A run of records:
========

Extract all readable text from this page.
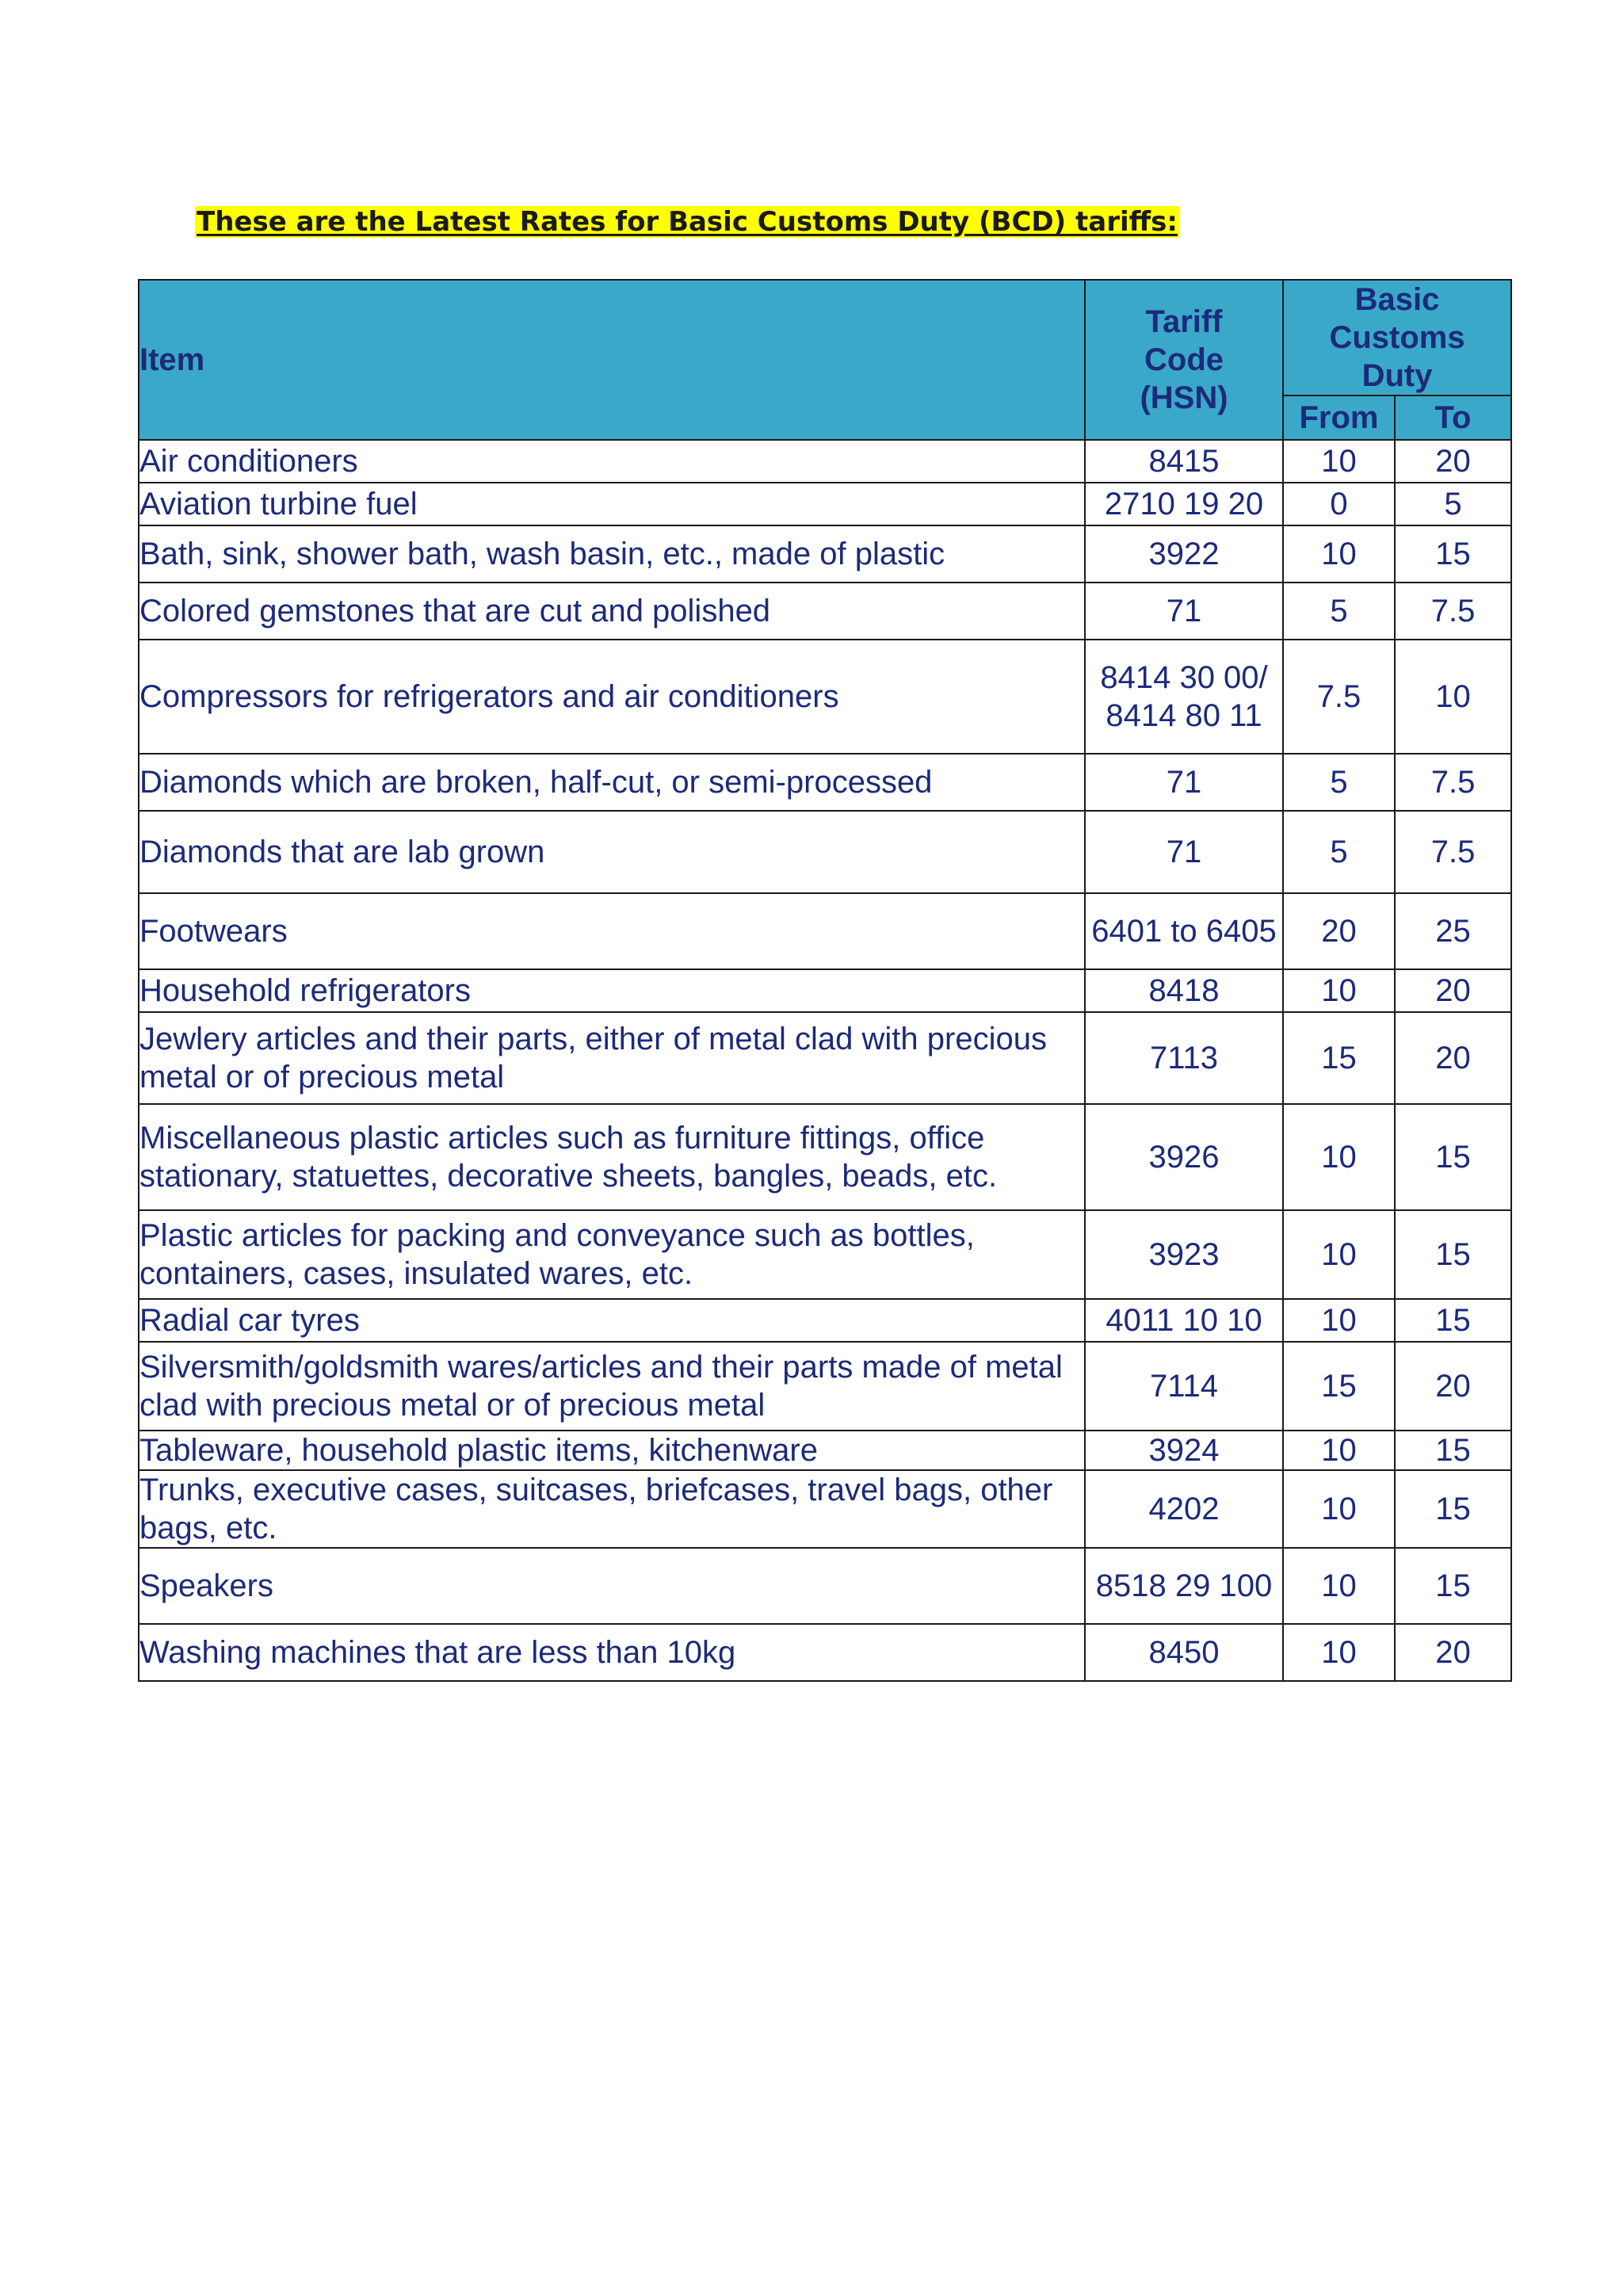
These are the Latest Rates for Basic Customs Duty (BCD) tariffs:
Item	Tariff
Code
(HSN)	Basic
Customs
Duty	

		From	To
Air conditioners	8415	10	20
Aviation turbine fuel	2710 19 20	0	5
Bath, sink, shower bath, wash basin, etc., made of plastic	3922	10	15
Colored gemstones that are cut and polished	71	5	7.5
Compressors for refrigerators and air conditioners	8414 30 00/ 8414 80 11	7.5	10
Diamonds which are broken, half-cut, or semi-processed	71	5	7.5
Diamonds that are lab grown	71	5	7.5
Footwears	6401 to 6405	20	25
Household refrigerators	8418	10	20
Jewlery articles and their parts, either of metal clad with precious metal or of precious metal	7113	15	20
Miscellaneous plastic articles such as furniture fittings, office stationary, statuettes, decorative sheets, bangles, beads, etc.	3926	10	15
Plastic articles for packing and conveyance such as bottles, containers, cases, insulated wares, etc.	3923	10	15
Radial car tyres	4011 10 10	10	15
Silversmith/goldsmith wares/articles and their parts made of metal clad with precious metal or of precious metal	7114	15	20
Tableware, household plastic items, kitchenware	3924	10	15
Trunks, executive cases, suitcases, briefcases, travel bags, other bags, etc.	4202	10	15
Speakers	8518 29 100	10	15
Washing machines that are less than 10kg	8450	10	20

========

Set exercise:
Search the data above for the string "such" and return every line that has it.

Written solution:
Miscellaneous plastic articles such as furniture fittings, office stationary, statuettes, decorative sheets, bangles, beads, etc.	3926	10	15
Plastic articles for packing and conveyance such as bottles, containers, cases, insulated wares, etc.	3923	10	15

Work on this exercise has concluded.